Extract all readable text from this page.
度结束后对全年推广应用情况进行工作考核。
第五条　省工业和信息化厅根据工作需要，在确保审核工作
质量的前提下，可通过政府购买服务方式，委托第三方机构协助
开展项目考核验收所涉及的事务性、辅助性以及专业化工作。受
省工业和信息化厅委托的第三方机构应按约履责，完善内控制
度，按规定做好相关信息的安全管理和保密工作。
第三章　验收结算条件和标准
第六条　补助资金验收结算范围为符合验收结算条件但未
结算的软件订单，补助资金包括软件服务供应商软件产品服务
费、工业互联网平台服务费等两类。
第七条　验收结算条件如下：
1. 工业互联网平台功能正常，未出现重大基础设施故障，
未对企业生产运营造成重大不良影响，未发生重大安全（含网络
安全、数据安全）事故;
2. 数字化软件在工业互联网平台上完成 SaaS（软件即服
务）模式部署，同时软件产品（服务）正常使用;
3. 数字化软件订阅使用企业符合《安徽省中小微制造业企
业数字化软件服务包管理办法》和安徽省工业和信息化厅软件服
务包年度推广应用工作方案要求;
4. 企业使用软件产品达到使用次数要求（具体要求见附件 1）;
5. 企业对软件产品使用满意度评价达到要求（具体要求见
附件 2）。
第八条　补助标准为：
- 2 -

◆ **REQUIRED WORK**
Copy out the data shown above without altering anything.

◆ **RESPONSE TO THIS EXERCISE**
Extract all readable text from this page.
度结束后对全年推广应用情况进行工作考核。
第五条　省工业和信息化厅根据工作需要，在确保审核工作
质量的前提下，可通过政府购买服务方式，委托第三方机构协助
开展项目考核验收所涉及的事务性、辅助性以及专业化工作。受
省工业和信息化厅委托的第三方机构应按约履责，完善内控制
度，按规定做好相关信息的安全管理和保密工作。
第三章　验收结算条件和标准
第六条　补助资金验收结算范围为符合验收结算条件但未
结算的软件订单，补助资金包括软件服务供应商软件产品服务
费、工业互联网平台服务费等两类。
第七条　验收结算条件如下：
1. 工业互联网平台功能正常，未出现重大基础设施故障，
未对企业生产运营造成重大不良影响，未发生重大安全（含网络
安全、数据安全）事故;
2. 数字化软件在工业互联网平台上完成 SaaS（软件即服
务）模式部署，同时软件产品（服务）正常使用;
3. 数字化软件订阅使用企业符合《安徽省中小微制造业企
业数字化软件服务包管理办法》和安徽省工业和信息化厅软件服
务包年度推广应用工作方案要求;
4. 企业使用软件产品达到使用次数要求（具体要求见附件 1）;
5. 企业对软件产品使用满意度评价达到要求（具体要求见
附件 2）。
第八条　补助标准为：
- 2 -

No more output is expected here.